From the data that follows, copy every line holding the string "into".

=== Given records ===

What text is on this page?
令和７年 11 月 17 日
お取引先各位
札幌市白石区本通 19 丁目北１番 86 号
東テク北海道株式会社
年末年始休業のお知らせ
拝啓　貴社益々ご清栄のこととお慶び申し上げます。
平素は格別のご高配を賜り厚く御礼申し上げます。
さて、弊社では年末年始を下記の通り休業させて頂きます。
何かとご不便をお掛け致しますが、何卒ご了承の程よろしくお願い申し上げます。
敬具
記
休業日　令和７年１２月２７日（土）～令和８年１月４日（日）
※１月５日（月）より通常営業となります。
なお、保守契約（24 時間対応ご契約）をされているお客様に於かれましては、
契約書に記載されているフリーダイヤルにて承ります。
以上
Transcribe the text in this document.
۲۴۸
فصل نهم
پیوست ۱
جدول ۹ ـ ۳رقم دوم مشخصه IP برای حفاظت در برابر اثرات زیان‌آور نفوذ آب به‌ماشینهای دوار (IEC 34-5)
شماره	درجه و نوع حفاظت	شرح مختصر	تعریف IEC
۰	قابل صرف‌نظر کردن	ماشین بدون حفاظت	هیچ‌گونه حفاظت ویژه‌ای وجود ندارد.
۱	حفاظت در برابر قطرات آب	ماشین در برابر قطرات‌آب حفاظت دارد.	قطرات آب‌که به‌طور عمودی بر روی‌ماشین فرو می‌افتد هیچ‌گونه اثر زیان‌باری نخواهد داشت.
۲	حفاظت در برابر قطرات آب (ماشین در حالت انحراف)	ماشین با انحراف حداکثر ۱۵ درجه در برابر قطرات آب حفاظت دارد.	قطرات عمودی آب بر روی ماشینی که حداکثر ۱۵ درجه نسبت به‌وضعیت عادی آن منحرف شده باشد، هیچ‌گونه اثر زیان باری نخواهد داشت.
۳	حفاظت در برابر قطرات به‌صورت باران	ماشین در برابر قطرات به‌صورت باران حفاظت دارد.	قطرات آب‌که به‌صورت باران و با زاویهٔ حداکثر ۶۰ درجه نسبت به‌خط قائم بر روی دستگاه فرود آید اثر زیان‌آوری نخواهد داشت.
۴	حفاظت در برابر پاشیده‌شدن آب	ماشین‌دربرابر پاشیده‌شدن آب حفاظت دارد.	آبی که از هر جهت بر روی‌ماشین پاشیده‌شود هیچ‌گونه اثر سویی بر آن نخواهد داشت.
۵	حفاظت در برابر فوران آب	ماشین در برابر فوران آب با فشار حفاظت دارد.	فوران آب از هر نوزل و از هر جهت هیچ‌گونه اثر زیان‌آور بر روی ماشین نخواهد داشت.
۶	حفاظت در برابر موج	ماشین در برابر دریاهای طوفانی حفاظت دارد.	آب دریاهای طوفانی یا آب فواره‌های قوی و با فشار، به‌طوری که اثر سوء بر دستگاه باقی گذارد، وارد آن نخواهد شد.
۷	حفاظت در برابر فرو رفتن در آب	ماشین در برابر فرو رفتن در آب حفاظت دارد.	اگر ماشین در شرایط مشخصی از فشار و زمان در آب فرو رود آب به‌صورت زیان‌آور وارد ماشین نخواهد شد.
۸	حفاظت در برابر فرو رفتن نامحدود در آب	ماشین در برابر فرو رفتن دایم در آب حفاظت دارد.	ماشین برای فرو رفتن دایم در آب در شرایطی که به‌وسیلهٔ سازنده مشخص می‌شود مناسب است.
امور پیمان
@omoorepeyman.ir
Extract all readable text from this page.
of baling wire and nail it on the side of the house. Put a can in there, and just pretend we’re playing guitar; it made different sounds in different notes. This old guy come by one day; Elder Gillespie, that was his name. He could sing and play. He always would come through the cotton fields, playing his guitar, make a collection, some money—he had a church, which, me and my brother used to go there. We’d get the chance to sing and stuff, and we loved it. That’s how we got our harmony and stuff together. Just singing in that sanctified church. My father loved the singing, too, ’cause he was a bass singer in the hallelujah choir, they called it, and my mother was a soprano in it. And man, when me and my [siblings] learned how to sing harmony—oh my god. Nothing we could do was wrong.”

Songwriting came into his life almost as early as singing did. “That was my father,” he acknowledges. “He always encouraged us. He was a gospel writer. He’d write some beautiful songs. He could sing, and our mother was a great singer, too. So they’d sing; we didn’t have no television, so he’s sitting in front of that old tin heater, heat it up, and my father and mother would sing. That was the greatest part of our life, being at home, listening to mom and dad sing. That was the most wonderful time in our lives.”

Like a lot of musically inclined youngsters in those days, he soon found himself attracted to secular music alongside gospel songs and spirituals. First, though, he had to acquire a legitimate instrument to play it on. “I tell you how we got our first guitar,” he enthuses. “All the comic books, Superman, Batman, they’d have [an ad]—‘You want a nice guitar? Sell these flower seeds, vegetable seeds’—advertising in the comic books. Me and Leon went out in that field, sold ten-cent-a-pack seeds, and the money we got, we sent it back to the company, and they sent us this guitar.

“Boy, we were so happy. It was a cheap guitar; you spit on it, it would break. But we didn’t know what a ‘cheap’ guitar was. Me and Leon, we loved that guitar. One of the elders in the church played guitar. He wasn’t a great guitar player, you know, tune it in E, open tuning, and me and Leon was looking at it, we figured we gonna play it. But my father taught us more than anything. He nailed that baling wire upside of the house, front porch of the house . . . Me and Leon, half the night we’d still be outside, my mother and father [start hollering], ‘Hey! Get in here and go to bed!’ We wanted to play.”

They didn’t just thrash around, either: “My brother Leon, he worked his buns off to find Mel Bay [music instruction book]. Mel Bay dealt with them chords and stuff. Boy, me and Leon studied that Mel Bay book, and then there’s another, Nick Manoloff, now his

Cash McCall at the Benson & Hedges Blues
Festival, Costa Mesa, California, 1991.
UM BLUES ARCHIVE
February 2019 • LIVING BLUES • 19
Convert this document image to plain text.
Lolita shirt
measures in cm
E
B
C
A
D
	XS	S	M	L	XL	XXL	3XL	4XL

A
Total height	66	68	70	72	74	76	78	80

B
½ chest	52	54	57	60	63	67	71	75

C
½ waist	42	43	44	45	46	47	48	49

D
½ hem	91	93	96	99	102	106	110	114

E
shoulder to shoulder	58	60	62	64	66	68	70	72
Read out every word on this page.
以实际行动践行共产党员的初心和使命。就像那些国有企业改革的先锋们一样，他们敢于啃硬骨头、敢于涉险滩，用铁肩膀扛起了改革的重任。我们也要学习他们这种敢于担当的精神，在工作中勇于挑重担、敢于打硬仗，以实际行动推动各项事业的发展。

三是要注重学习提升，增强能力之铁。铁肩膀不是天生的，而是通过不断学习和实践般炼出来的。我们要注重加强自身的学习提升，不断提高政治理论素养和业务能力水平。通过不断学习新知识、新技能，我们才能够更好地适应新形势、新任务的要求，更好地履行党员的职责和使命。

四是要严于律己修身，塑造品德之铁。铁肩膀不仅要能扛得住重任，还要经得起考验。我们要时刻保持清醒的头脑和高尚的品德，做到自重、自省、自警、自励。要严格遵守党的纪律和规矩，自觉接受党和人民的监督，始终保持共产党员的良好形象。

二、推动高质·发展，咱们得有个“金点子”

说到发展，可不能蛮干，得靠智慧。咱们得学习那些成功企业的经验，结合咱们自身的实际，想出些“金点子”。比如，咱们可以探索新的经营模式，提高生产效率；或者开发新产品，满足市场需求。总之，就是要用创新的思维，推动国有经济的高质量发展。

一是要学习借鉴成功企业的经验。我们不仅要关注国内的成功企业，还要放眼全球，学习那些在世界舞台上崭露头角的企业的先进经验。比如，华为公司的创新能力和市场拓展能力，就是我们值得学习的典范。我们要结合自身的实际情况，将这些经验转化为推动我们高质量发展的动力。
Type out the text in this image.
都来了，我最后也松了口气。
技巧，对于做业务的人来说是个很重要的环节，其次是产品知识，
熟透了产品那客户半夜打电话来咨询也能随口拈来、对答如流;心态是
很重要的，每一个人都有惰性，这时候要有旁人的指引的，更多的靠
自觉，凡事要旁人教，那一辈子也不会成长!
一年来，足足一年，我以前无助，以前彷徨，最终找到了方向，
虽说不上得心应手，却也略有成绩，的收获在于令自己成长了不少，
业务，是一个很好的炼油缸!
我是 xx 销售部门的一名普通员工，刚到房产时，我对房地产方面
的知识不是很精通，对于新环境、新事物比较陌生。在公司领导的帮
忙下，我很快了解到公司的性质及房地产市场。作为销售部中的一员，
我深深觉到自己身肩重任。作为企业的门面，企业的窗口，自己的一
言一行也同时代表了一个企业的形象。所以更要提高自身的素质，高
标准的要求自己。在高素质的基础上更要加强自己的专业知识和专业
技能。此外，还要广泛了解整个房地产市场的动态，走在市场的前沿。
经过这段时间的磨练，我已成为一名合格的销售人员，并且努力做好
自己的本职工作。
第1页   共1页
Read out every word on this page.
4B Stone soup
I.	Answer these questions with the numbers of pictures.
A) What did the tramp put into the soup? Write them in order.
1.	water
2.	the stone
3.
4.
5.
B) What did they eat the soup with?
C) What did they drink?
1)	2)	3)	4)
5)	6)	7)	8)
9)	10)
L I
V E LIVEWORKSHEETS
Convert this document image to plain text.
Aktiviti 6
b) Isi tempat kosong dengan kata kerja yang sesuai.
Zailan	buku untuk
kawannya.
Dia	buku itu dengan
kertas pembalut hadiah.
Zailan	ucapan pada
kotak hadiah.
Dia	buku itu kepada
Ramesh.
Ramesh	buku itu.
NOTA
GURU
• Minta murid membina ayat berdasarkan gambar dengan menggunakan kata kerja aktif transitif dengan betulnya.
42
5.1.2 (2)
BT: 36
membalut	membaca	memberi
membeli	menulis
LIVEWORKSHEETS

===

:: The response ::
Songwriting came into his life almost as early as singing did. “That was my father,” he acknowledges. “He always encouraged us. He was a gospel writer. He’d write some beautiful songs. He could sing, and our mother was a great singer, too. So they’d sing; we didn’t have no television, so he’s sitting in front of that old tin heater, heat it up, and my father and mother would sing. That was the greatest part of our life, being at home, listening to mom and dad sing. That was the most wonderful time in our lives.”
A) What did the tramp put into the soup? Write them in order.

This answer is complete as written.